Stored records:
.....

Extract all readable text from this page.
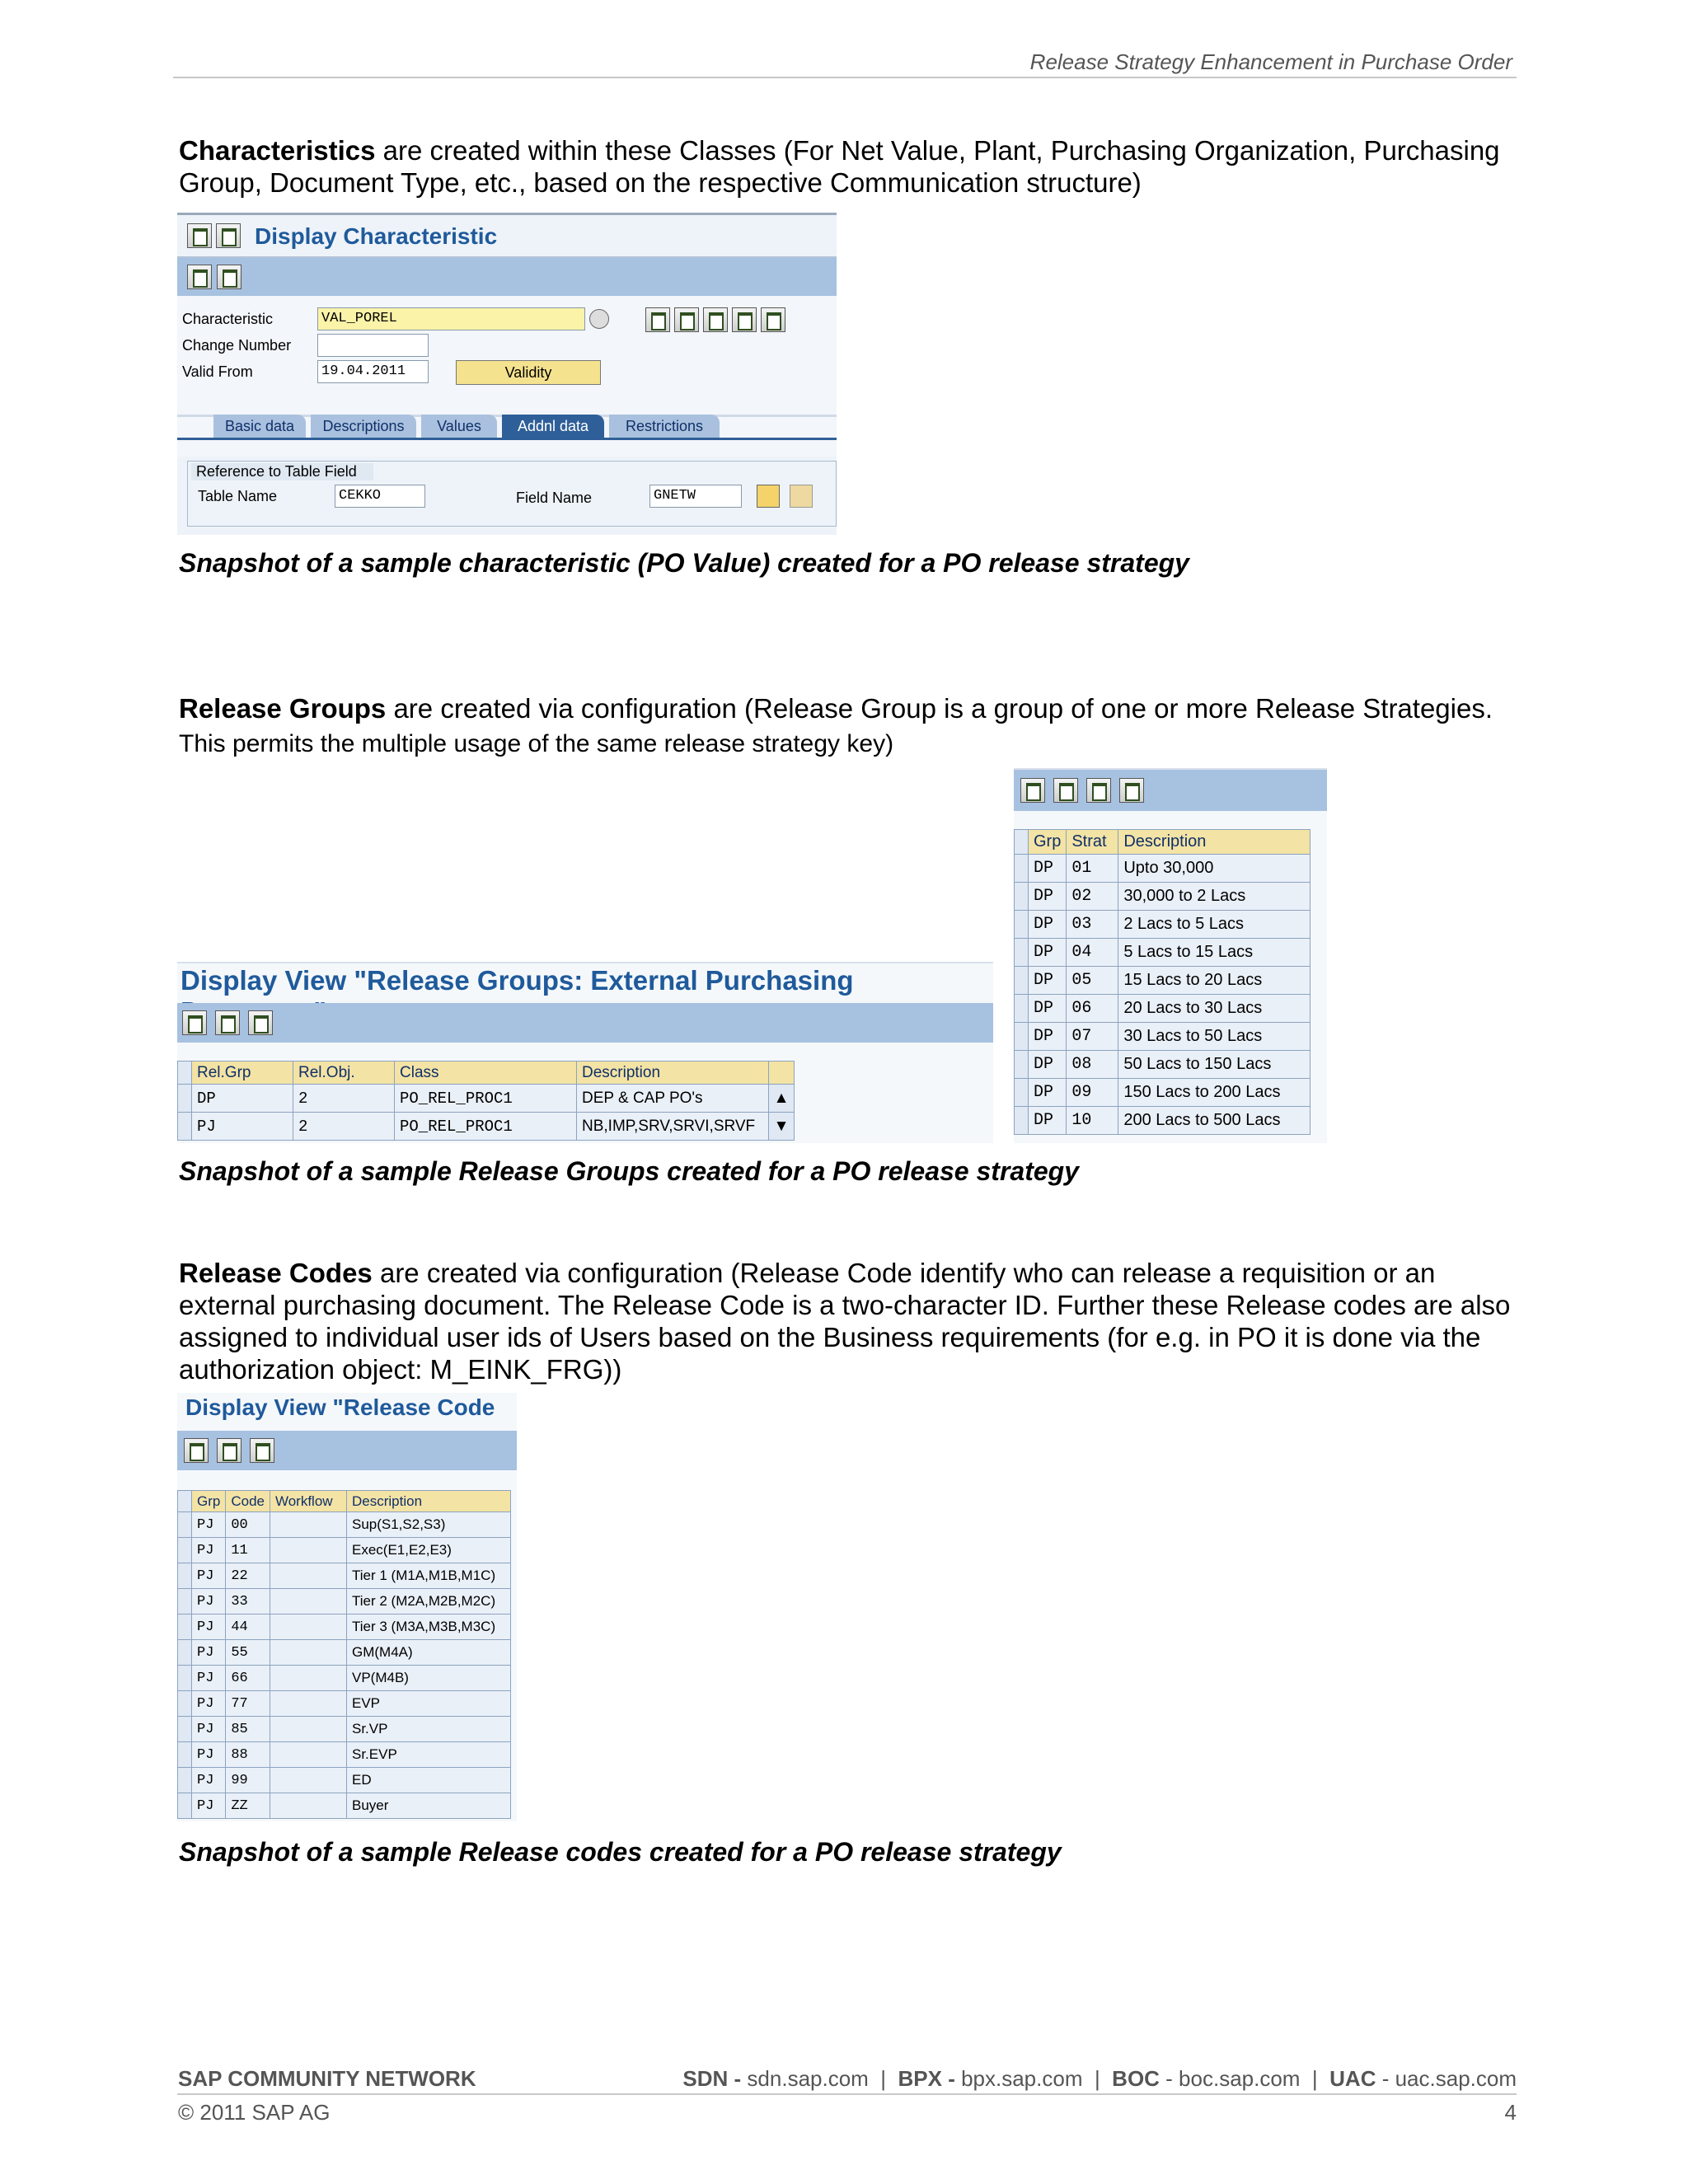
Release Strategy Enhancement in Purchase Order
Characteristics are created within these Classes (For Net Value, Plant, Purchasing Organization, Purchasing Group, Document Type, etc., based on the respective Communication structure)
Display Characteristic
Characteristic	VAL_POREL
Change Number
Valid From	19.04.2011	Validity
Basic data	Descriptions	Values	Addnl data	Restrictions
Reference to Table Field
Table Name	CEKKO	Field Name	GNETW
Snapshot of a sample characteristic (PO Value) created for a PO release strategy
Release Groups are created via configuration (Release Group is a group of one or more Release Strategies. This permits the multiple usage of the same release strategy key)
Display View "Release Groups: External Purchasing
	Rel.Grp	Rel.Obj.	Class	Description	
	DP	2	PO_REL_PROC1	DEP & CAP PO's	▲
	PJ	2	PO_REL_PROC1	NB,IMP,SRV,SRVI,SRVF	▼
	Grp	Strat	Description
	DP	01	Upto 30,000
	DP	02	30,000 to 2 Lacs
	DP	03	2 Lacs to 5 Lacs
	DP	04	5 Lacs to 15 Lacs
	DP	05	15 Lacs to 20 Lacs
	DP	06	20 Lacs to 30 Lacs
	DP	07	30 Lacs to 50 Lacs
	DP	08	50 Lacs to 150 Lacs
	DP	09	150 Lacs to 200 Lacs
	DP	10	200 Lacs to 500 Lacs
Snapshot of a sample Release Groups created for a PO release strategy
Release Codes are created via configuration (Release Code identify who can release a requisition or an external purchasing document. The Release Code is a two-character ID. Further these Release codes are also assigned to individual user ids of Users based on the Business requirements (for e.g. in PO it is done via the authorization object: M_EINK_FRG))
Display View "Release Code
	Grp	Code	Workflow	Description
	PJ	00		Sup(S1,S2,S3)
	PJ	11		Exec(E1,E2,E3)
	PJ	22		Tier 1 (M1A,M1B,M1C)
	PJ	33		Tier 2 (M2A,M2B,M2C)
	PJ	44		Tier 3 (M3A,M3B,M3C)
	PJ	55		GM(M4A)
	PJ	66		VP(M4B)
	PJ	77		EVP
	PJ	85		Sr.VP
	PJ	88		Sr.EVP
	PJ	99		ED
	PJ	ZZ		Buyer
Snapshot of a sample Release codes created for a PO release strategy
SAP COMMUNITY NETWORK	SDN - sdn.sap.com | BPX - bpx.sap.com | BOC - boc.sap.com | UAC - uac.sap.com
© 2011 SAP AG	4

.....

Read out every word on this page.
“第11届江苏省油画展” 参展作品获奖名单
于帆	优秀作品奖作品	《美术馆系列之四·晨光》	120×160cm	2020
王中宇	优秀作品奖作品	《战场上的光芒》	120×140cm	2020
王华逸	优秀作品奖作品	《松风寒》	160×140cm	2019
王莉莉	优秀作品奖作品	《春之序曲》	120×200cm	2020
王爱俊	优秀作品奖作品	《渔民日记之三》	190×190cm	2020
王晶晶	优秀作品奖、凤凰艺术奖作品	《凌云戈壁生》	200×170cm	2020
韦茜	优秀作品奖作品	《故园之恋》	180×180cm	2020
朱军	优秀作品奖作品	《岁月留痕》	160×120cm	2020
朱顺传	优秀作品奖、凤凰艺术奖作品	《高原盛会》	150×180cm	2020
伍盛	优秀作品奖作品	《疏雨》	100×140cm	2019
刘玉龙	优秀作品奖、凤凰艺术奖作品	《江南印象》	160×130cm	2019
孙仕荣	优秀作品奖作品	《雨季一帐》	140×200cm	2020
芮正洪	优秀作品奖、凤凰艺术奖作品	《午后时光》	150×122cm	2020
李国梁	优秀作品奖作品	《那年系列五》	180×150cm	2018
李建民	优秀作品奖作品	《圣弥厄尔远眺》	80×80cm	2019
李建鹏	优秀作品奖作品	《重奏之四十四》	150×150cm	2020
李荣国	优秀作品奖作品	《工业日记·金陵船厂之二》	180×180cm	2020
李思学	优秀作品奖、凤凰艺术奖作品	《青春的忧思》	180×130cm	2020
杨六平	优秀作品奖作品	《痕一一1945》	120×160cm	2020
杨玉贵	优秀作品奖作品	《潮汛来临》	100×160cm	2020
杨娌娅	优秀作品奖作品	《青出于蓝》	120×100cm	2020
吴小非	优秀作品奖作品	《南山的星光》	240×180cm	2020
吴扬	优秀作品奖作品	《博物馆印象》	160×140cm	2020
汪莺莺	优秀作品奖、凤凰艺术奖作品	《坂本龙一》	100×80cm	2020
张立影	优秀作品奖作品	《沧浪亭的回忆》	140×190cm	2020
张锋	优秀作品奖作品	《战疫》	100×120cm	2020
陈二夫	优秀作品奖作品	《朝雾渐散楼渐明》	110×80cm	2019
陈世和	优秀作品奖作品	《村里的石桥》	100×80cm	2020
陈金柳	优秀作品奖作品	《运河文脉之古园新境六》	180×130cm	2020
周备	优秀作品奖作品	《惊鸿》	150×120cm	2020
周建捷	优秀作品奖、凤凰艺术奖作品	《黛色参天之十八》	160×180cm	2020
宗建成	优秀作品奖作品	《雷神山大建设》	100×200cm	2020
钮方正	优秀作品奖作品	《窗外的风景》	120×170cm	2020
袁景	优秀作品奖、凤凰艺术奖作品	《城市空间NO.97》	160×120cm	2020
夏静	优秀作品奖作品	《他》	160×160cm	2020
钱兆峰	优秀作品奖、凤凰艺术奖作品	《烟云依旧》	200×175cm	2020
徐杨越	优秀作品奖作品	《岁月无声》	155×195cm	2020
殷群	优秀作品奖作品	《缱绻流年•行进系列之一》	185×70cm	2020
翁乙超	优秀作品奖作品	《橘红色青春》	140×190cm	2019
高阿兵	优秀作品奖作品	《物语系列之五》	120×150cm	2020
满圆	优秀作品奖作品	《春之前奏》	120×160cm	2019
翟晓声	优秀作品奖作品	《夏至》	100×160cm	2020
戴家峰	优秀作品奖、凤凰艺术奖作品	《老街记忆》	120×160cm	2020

.....

REQUIREMENTS: In the listing above, find the lines holding the word "configuration" and copy them.

TASK RESULT:
Release Groups are created via configuration (Release Group is a group of one or more Release Strategies. This permits the multiple usage of the same release strategy key)
Release Codes are created via configuration (Release Code identify who can release a requisition or an external purchasing document. The Release Code is a two-character ID. Further these Release codes are also assigned to individual user ids of Users based on the Business requirements (for e.g. in PO it is done via the authorization object: M_EINK_FRG))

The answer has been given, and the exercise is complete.